#### DESCRIPTION OF THE TASK
Continue the mailing-list post below about language-dependent regular expressions, starting right after its final sentence.

#### TEXT EXTRACT
═══
From: Doug Ewell (dewell@roadrunner.com)
Date: Tue Sep 25 2007 - 01:23:21 CDT
"Mike" <mike dash list at pobox dot com> wrote:
>> I don't think it will ever really be feasible to define regular
>> expressions in terms of specific languages, to the point of treating
>> combinations of two or more base characters as a single matchable
>> "character" on the basis that speakers of language X consider the
>> combination to be a single "letter."
>
> It is feasible, and I already have working code.
Sorry, I made two huge mistakes in my earlier post:
1. I should never have thrown down the gauntlet to the regex mavens in
the first place. Dinking around with regular expressions is a popular
pastime; I'm sure lots of people really do think they have devised an
elegant language-dependent solution.
2. I should have been much more clear: what I don't think is feasible
is to specify regexes in a language-dependent way, such that a certain
combination means different things depending on some sort of language
"mode." An example would be treating the sequence "[ch]" as a choice
between 'c' and 'h' in English, but as a single "letter" in Spanish or
Slovak or what have you.
Note carefully that I used the word "feasible" and not the word
"possible." By adding more and more hair to the syntax, it becomes
"possible" to do just about anything imaginable with regexes, at
significant cost to clarity and elegance.
> There is no avoiding it. Consider: [\uAC00-\uD7A3] which should match
> any LV or LVT Hangul syllable. That character class needs to be able
> to match any of the precomposed characters listed in the range, but
> also must match any sequence of jamos that is canonically equivalent,
> such as <U+1103 U+1167 U+11AB>.
That solution would be specific to Korean, but would not be interpreted
differently in a Korean-language context vs. a non-Korean-language
context, which is how I should have phrased it.
═══
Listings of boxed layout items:

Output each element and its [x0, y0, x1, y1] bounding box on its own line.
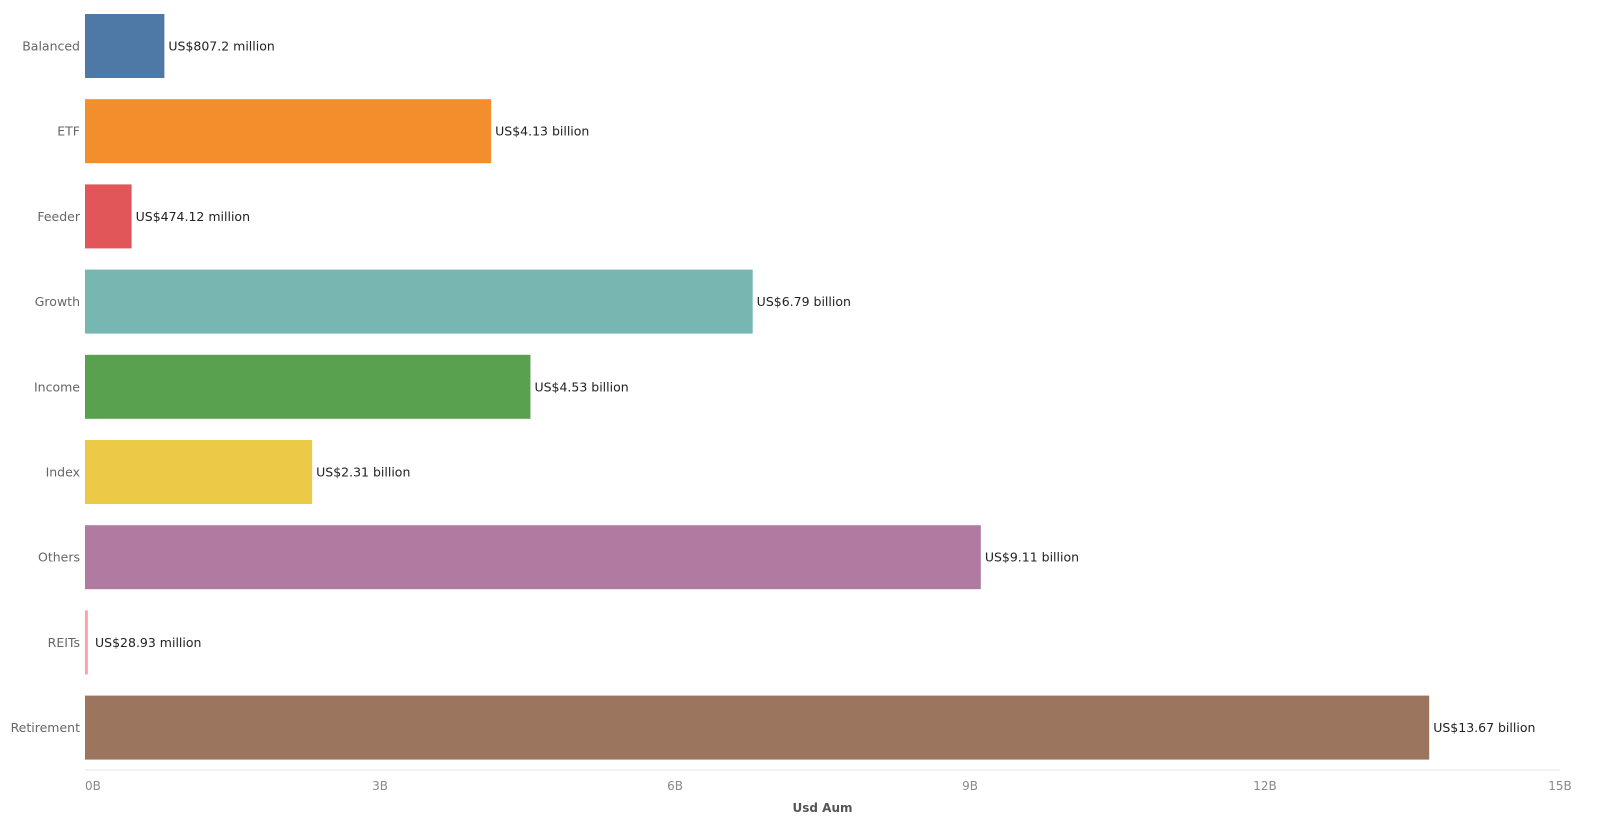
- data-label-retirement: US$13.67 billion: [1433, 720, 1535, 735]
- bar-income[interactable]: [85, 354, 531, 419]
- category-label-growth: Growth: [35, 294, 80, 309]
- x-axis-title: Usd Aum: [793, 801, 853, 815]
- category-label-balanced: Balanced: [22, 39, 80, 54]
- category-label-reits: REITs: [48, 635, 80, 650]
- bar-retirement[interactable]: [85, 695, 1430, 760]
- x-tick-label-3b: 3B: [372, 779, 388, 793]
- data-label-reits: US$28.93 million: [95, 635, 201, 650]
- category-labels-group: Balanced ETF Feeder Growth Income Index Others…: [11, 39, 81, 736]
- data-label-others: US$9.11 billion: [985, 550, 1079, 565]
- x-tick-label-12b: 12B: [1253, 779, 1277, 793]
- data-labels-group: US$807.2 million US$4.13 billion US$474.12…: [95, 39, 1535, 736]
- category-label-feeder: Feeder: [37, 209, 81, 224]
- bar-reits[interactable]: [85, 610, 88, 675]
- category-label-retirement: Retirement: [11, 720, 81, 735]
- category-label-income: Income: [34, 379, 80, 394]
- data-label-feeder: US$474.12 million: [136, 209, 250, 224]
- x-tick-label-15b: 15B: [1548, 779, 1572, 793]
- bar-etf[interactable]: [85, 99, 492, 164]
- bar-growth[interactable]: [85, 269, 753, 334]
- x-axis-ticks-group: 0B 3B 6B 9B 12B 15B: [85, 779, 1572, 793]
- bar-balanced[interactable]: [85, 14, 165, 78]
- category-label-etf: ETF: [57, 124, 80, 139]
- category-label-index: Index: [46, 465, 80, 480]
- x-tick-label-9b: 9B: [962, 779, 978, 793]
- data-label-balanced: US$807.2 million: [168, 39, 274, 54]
═══
#### THE RESPONSE
> The specification uses as an example, [a-z\q{x\u0323}], which allows
> American Indians to treat x with an under dot as a single character
> even though there is no precomposed character for it.
I did say "two or more base characters." Combining characters are a
different kettle of fish, and indeed your solution does make the most
sense for combining characters.
> I also allow you to put named character sequences in a character
> class: [\N{KATAKANA LETTER AINU P}] and they always consist of
> multiple code points, by definition.
But again, the behavior is not different for different languages, right?
Now on the other hand, Andy Heninger wrote:
> POSIX has defined exactly that, see
> http://www.opengroup.org/onlinepubs/009695399/basedefs/xbd_chap09.html#tag_09_03_05
> "Collation Elements" are locale (language) specific multi-character
> sequences that can appear as set elements in bracket expressions.
> I'm not sure that it's a particularly good idea, but it has been done.
It looks like this is defined in terms of *my* locale, which will
probably conform to English rules and will probably not include the
line:
collating-element <ch-digraph> from "<c><h>"
whereas someone with a Traditional Spanish Sort locale might have this
line. This means the same text would match differentlydepending on who
is grepping it.
What I had in mind as being infeasible was a way to specify the language
mode *in the regex itself*, so I could use "[ch]" against English text
with one meaning and use "[ch]" against traditional Spanish text with
the othe rmeaning.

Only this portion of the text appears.